[start]

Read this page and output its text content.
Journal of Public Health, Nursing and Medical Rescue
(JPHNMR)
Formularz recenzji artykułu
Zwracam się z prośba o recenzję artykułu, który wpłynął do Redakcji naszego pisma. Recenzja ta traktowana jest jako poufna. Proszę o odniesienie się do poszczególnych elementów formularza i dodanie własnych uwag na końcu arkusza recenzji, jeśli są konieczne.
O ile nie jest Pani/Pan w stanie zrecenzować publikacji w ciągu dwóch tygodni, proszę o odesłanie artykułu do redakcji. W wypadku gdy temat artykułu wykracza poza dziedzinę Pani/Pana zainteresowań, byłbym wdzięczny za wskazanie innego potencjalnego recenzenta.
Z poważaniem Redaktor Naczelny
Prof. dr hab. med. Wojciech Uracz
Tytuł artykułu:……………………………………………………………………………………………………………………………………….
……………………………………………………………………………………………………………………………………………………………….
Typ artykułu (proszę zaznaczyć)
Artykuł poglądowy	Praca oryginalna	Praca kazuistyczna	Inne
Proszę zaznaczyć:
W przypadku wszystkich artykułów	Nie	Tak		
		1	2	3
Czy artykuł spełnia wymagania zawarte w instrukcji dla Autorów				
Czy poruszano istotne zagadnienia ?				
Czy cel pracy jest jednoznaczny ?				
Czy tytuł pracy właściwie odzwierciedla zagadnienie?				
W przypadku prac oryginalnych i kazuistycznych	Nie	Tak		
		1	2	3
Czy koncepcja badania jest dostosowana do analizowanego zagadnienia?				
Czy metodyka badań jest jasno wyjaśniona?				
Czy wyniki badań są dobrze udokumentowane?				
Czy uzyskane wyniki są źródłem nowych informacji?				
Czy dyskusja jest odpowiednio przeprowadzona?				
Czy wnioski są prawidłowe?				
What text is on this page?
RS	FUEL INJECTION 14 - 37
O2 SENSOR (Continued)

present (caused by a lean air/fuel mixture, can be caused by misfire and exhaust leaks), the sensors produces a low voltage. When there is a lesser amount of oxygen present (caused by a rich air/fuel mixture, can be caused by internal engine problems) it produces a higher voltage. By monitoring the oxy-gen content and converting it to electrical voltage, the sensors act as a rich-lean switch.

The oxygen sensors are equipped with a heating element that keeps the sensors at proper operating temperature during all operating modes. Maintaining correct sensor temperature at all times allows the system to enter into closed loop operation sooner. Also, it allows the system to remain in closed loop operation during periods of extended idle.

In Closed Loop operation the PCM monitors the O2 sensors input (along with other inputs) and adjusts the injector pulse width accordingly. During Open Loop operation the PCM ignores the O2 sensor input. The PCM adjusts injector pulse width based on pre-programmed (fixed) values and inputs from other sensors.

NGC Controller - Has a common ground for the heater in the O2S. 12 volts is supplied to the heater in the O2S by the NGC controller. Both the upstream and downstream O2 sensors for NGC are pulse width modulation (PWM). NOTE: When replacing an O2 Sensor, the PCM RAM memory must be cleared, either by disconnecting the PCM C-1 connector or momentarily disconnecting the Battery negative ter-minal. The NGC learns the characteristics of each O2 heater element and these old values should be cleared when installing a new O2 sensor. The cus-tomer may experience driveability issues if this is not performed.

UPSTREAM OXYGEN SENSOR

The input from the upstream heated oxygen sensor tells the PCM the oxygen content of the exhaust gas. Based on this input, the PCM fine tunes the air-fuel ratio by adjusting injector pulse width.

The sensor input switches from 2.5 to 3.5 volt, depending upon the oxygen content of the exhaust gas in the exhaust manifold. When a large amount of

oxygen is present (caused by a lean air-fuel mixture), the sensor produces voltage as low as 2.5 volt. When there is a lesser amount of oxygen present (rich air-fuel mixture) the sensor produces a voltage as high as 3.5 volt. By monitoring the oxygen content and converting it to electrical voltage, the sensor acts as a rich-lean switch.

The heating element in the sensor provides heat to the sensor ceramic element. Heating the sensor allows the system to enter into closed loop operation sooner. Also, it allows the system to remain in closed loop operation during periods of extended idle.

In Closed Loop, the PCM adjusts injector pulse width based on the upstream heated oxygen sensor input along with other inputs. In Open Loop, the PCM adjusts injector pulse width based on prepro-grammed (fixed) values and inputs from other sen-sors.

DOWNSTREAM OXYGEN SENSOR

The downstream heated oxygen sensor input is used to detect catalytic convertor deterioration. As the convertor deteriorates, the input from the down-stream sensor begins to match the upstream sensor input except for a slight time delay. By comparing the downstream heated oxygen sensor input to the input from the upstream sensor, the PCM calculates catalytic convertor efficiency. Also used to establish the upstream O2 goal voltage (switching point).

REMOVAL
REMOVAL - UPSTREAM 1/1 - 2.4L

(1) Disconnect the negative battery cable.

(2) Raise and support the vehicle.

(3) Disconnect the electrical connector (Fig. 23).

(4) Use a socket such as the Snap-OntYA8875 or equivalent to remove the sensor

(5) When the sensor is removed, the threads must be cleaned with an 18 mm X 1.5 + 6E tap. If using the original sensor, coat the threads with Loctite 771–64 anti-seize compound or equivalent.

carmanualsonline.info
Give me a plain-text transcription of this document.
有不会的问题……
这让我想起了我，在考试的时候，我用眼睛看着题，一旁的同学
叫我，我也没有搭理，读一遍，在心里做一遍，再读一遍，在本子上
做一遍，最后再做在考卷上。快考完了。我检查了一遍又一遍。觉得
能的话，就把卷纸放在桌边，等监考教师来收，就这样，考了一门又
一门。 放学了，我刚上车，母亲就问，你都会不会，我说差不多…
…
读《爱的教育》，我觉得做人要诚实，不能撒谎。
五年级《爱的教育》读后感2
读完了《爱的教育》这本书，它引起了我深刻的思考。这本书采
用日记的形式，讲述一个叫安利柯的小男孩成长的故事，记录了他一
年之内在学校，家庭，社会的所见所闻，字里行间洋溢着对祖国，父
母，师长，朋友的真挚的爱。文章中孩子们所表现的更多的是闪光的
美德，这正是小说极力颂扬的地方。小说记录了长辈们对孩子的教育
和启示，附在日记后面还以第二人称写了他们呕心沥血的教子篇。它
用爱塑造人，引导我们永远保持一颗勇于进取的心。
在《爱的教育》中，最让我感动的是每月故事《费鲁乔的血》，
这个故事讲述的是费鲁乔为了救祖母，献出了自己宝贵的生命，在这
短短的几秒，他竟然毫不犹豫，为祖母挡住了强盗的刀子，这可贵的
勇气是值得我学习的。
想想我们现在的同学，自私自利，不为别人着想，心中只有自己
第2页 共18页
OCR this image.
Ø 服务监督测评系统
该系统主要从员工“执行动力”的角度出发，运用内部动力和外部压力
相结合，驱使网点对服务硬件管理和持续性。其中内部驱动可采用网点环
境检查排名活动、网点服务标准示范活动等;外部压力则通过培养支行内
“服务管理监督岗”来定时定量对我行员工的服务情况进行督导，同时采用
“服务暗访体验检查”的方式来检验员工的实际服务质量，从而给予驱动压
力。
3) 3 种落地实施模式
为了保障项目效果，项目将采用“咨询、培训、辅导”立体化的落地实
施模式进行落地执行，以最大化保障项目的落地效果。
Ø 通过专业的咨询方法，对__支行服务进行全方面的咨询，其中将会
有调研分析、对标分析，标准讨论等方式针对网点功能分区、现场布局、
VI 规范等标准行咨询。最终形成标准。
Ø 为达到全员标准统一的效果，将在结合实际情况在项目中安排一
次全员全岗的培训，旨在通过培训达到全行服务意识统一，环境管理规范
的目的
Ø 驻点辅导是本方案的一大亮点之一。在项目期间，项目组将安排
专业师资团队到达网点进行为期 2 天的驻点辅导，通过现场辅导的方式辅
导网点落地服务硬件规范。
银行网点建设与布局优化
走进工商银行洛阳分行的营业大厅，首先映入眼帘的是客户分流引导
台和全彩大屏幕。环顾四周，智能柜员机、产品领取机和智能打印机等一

[end]

• _Objective_: In the records above, find each line holding "caused" and copy it.

• _Result_:
present (caused by a lean air/fuel mixture, can be caused by misfire and exhaust leaks), the sensors produces a low voltage. When there is a lesser amount of oxygen present (caused by a rich air/fuel mixture, can be caused by internal engine problems) it produces a higher voltage. By monitoring the oxy-gen content and converting it to electrical voltage, the sensors act as a rich-lean switch.
oxygen is present (caused by a lean air-fuel mixture), the sensor produces voltage as low as 2.5 volt. When there is a lesser amount of oxygen present (rich air-fuel mixture) the sensor produces a voltage as high as 3.5 volt. By monitoring the oxygen content and converting it to electrical voltage, the sensor acts as a rich-lean switch.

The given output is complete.